# AVAILABLE DATA start

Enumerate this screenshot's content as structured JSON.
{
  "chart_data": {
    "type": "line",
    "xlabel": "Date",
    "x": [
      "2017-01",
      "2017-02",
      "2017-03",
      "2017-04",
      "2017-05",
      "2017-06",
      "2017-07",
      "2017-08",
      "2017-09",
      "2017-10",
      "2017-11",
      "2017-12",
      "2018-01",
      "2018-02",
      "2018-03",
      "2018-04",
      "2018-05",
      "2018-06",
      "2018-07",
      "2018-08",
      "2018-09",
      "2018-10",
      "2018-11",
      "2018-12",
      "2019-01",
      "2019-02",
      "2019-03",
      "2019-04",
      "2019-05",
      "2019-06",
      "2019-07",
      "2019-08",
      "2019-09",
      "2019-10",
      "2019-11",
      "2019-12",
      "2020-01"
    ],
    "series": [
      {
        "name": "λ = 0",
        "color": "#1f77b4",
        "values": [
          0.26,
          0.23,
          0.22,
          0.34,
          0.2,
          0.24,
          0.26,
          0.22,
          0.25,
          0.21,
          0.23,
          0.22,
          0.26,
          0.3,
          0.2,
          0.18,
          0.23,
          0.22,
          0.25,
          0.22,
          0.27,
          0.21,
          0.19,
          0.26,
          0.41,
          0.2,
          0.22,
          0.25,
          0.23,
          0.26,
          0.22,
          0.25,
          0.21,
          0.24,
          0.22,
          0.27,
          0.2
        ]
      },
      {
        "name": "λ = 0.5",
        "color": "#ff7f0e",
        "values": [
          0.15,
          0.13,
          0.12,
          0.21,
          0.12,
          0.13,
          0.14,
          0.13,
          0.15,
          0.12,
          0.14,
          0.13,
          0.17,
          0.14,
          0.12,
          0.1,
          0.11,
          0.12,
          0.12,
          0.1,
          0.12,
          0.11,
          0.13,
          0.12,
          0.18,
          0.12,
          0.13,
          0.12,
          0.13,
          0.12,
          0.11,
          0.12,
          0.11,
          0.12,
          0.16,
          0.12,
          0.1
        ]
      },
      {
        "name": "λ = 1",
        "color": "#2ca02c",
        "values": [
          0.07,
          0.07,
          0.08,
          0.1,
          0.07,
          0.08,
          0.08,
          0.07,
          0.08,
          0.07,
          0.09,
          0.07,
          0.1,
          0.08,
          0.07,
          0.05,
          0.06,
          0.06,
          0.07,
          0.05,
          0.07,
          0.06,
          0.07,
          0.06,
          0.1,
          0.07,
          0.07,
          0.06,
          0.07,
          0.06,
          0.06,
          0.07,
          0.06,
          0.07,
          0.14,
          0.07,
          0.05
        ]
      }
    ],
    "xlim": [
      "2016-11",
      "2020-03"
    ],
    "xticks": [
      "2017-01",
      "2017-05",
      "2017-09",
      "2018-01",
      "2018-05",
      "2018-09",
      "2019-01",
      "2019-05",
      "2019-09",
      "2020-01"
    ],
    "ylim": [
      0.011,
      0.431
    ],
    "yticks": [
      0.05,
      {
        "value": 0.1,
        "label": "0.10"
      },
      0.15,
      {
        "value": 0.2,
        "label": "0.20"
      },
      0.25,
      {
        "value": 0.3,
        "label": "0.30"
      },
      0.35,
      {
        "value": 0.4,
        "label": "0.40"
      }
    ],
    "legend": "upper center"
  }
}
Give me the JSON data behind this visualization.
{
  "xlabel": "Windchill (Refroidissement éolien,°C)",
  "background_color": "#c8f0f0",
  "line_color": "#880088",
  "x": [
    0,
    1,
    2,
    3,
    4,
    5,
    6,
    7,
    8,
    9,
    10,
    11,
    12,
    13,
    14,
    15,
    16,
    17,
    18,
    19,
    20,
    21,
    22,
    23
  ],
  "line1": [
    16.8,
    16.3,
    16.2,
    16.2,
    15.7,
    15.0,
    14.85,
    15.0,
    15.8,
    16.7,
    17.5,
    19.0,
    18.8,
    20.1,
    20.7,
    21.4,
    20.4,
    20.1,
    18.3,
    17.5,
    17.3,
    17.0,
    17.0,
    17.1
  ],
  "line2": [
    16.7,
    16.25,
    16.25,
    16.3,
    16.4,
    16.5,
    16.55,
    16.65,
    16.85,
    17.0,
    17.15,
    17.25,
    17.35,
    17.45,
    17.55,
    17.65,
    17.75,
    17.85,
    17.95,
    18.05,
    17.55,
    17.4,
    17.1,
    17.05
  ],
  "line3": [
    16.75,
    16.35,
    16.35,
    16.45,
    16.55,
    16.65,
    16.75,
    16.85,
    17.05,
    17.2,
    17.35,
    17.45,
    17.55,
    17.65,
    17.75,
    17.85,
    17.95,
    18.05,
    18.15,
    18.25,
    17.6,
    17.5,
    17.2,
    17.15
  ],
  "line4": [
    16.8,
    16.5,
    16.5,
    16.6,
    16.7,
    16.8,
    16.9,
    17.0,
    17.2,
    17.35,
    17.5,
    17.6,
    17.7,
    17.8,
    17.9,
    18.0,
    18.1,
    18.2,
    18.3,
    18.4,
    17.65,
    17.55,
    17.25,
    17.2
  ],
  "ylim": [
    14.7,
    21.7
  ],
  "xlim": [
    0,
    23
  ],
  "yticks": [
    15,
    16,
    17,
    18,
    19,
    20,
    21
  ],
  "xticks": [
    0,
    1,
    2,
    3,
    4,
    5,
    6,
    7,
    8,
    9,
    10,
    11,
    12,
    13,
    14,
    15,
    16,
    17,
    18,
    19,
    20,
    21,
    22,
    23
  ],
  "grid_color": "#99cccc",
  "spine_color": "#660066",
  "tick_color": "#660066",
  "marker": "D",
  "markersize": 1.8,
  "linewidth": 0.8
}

# AVAILABLE DATA end

_WRITTEN REQUEST_. Starting with the line that contains "Give me the", write out each line through the end of the listing, exactly as it appears, and include nothing else.

_ANSWER TO THE PROBLEM_.
Give me the JSON data behind this visualization.
{
  "xlabel": "Windchill (Refroidissement éolien,°C)",
  "background_color": "#c8f0f0",
  "line_color": "#880088",
  "x": [
    0,
    1,
    2,
    3,
    4,
    5,
    6,
    7,
    8,
    9,
    10,
    11,
    12,
    13,
    14,
    15,
    16,
    17,
    18,
    19,
    20,
    21,
    22,
    23
  ],
  "line1": [
    16.8,
    16.3,
    16.2,
    16.2,
    15.7,
    15.0,
    14.85,
    15.0,
    15.8,
    16.7,
    17.5,
    19.0,
    18.8,
    20.1,
    20.7,
    21.4,
    20.4,
    20.1,
    18.3,
    17.5,
    17.3,
    17.0,
    17.0,
    17.1
  ],
  "line2": [
    16.7,
    16.25,
    16.25,
    16.3,
    16.4,
    16.5,
    16.55,
    16.65,
    16.85,
    17.0,
    17.15,
    17.25,
    17.35,
    17.45,
    17.55,
    17.65,
    17.75,
    17.85,
    17.95,
    18.05,
    17.55,
    17.4,
    17.1,
    17.05
  ],
  "line3": [
    16.75,
    16.35,
    16.35,
    16.45,
    16.55,
    16.65,
    16.75,
    16.85,
    17.05,
    17.2,
    17.35,
    17.45,
    17.55,
    17.65,
    17.75,
    17.85,
    17.95,
    18.05,
    18.15,
    18.25,
    17.6,
    17.5,
    17.2,
    17.15
  ],
  "line4": [
    16.8,
    16.5,
    16.5,
    16.6,
    16.7,
    16.8,
    16.9,
    17.0,
    17.2,
    17.35,
    17.5,
    17.6,
    17.7,
    17.8,
    17.9,
    18.0,
    18.1,
    18.2,
    18.3,
    18.4,
    17.65,
    17.55,
    17.25,
    17.2
  ],
  "ylim": [
    14.7,
    21.7
  ],
  "xlim": [
    0,
    23
  ],
  "yticks": [
    15,
    16,
    17,
    18,
    19,
    20,
    21
  ],
  "xticks": [
    0,
    1,
    2,
    3,
    4,
    5,
    6,
    7,
    8,
    9,
    10,
    11,
    12,
    13,
    14,
    15,
    16,
    17,
    18,
    19,
    20,
    21,
    22,
    23
  ],
  "grid_color": "#99cccc",
  "spine_color": "#660066",
  "tick_color": "#660066",
  "marker": "D",
  "markersize": 1.8,
  "linewidth": 0.8
}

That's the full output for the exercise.